START
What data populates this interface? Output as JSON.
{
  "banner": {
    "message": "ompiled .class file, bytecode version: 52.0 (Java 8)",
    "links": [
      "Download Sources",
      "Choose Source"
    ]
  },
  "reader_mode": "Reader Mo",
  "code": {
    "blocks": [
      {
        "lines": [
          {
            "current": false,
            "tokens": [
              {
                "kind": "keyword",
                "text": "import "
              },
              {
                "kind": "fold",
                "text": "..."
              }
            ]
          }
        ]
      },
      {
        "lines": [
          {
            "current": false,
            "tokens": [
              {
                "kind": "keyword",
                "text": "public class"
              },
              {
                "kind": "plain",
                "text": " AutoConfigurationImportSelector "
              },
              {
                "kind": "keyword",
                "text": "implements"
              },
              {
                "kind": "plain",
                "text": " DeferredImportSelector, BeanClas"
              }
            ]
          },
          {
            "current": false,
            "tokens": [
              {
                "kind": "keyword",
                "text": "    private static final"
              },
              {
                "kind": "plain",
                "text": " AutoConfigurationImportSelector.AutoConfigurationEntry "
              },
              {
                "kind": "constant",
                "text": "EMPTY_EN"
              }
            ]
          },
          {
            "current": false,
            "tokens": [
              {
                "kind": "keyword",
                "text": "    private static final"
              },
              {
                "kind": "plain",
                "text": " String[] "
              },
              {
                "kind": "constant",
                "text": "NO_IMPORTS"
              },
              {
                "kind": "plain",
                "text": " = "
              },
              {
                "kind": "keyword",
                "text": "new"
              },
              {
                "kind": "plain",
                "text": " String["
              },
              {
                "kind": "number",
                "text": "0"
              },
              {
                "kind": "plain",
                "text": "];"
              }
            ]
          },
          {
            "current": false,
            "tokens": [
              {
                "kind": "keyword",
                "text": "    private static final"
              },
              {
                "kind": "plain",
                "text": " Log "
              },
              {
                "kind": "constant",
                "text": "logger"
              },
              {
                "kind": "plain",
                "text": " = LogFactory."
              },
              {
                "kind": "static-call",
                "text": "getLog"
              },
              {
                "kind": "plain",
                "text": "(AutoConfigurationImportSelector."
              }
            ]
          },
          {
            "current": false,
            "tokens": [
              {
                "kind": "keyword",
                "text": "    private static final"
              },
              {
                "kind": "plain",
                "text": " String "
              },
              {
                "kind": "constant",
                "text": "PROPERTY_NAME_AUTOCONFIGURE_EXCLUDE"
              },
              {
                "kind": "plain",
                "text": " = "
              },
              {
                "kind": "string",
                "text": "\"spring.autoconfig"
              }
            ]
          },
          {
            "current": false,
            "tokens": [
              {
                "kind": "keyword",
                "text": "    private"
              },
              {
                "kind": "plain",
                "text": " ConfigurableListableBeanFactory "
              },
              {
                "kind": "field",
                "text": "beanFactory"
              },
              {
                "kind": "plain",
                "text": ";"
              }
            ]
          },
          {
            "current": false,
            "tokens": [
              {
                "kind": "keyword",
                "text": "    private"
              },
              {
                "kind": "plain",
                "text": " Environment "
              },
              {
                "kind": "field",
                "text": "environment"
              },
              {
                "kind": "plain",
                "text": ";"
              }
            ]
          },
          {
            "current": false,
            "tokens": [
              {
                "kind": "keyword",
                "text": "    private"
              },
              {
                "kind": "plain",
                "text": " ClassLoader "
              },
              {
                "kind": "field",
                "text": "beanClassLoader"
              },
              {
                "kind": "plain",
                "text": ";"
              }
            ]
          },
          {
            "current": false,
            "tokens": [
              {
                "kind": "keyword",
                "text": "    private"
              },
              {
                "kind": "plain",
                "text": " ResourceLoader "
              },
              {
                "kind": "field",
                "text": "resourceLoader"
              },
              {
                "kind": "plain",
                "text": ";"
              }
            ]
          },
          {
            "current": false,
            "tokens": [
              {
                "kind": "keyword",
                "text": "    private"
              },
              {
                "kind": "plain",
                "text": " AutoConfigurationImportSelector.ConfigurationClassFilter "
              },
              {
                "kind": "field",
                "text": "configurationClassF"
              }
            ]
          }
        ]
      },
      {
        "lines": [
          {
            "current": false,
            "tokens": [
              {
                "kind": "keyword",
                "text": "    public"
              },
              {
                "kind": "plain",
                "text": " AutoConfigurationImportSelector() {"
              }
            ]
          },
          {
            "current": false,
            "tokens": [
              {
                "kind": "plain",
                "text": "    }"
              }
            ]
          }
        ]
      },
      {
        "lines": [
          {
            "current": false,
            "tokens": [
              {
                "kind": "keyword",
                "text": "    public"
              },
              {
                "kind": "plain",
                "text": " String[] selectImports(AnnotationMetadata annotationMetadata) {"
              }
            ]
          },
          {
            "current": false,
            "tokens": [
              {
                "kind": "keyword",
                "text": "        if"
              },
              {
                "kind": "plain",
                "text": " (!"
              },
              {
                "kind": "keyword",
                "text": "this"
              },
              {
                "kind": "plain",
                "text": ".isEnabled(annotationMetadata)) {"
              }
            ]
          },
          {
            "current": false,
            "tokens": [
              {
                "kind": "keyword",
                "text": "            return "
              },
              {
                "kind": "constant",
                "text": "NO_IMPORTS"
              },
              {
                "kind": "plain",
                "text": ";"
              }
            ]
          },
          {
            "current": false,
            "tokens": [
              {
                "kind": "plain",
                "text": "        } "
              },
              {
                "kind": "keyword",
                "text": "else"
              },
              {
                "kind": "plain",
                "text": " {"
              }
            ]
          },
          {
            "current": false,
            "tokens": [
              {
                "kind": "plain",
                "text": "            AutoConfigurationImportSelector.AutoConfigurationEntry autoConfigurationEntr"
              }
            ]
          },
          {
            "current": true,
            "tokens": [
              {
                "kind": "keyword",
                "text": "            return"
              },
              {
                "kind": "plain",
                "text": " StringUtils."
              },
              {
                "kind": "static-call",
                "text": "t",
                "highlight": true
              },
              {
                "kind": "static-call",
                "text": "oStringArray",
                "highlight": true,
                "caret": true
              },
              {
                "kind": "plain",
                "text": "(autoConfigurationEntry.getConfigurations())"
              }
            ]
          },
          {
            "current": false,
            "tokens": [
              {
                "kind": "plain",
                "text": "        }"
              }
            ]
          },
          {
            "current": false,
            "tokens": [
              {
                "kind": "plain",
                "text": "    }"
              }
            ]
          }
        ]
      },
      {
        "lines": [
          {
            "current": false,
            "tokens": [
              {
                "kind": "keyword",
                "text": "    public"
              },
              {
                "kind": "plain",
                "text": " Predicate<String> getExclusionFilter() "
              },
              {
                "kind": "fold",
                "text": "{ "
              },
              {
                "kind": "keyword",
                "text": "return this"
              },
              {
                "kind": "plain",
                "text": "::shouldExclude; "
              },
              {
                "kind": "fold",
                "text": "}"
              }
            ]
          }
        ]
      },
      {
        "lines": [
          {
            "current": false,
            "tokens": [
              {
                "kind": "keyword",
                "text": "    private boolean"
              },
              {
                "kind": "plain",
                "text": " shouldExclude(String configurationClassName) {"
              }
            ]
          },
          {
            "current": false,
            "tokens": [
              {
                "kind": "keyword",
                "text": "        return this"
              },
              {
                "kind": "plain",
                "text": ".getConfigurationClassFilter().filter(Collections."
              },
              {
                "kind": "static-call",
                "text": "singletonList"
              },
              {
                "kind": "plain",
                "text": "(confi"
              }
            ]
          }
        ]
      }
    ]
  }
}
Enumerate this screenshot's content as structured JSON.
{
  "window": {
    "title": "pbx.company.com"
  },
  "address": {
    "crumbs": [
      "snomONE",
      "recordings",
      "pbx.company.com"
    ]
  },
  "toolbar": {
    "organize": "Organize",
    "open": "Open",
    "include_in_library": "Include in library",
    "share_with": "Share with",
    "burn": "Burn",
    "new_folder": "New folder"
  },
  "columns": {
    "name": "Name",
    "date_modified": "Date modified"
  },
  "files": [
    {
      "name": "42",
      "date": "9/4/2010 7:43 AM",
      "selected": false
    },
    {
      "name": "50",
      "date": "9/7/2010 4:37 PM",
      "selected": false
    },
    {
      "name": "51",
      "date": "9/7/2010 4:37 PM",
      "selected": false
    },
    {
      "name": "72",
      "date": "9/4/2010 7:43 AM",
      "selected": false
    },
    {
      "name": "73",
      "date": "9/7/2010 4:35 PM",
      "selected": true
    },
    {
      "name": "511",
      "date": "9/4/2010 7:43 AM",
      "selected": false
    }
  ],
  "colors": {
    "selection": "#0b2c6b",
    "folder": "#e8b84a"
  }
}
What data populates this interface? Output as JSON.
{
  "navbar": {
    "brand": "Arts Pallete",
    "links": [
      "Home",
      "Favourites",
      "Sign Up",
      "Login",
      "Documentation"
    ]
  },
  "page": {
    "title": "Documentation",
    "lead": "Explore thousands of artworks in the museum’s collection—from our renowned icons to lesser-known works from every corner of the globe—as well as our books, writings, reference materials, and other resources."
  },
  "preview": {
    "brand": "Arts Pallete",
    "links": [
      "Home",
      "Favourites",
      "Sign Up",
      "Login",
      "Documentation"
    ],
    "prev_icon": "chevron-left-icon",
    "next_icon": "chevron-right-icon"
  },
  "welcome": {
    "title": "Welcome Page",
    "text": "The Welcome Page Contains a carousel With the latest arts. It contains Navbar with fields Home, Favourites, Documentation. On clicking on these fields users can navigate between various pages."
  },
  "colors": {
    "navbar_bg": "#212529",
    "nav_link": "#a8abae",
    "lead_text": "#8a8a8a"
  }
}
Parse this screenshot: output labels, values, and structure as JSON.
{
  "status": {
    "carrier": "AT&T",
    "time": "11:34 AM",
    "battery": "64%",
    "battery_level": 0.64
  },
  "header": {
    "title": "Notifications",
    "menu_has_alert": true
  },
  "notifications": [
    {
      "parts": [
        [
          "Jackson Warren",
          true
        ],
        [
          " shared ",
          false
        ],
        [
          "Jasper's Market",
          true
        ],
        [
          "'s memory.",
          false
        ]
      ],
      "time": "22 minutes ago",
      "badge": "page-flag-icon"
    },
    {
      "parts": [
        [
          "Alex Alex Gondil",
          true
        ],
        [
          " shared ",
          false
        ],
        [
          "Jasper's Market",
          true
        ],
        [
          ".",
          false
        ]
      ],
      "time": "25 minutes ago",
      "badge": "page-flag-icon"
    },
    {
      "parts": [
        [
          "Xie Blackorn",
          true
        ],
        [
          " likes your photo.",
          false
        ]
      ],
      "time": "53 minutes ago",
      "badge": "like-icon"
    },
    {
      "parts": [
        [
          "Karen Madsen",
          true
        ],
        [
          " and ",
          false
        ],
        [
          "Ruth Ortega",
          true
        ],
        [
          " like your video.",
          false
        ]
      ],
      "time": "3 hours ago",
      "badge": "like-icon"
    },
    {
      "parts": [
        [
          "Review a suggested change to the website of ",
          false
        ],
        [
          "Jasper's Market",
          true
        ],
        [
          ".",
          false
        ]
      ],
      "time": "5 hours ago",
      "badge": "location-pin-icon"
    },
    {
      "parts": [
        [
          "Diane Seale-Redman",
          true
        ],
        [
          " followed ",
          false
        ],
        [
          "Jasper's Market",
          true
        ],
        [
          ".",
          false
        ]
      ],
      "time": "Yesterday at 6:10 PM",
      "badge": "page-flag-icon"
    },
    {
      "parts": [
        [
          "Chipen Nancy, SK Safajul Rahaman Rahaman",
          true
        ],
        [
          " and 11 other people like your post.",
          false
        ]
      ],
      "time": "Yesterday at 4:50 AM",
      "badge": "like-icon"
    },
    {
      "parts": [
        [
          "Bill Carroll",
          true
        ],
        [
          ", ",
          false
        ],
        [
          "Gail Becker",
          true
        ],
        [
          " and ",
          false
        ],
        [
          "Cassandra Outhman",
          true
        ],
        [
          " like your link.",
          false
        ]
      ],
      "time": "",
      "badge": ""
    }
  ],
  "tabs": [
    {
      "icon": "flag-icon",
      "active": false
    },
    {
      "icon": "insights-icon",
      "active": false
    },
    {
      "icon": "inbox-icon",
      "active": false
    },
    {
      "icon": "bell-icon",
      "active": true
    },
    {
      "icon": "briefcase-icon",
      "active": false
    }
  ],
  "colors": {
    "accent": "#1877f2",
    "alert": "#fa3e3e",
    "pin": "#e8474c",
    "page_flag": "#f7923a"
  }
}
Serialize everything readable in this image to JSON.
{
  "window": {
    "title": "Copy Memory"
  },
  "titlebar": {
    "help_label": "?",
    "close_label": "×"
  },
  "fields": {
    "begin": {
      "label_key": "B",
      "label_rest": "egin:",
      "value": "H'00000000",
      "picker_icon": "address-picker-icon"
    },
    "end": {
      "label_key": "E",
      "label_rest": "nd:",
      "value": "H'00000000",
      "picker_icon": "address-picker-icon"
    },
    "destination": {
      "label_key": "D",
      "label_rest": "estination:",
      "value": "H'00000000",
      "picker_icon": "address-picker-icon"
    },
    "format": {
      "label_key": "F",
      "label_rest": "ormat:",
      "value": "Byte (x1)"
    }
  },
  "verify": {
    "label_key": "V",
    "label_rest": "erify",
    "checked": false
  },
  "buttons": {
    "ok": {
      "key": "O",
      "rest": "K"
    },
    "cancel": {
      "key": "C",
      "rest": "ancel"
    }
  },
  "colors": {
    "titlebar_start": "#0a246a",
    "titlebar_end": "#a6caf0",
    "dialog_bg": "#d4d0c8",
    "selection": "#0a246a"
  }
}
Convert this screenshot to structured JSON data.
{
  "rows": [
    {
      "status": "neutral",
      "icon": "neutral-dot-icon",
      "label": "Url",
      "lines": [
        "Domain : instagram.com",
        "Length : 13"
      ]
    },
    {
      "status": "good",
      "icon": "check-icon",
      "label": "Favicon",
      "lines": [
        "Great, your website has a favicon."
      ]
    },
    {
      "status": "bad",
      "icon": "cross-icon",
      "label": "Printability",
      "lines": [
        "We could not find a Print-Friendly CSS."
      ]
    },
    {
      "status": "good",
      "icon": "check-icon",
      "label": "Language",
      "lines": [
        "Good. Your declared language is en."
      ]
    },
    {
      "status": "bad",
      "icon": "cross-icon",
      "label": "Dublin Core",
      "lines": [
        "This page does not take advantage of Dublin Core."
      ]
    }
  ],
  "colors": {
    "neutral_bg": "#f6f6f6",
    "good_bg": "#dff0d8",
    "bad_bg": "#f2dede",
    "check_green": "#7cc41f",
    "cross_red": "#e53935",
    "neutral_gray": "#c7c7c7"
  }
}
END
### PROBLEM
In the listing, find every line containing the word "chevron" and list it.

### RESPONSE TO THIS TASK
    "prev_icon": "chevron-left-icon",
    "next_icon": "chevron-right-icon"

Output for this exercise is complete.